• Written problem: Make an exact copy of all the records.

— Start Input data —

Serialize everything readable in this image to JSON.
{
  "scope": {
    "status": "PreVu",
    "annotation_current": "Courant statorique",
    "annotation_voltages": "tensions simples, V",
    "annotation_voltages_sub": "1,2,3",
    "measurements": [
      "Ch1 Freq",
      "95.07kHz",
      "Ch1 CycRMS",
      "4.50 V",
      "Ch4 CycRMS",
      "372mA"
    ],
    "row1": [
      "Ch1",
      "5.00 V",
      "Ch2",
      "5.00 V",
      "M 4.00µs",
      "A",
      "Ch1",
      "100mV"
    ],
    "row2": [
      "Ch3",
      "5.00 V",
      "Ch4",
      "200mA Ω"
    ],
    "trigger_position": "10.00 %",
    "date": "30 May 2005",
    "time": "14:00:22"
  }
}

— End Input data —

• Response:
Serialize everything readable in this image to JSON.
{
  "scope": {
    "status": "PreVu",
    "annotation_current": "Courant statorique",
    "annotation_voltages": "tensions simples, V",
    "annotation_voltages_sub": "1,2,3",
    "measurements": [
      "Ch1 Freq",
      "95.07kHz",
      "Ch1 CycRMS",
      "4.50 V",
      "Ch4 CycRMS",
      "372mA"
    ],
    "row1": [
      "Ch1",
      "5.00 V",
      "Ch2",
      "5.00 V",
      "M 4.00µs",
      "A",
      "Ch1",
      "100mV"
    ],
    "row2": [
      "Ch3",
      "5.00 V",
      "Ch4",
      "200mA Ω"
    ],
    "trigger_position": "10.00 %",
    "date": "30 May 2005",
    "time": "14:00:22"
  }
}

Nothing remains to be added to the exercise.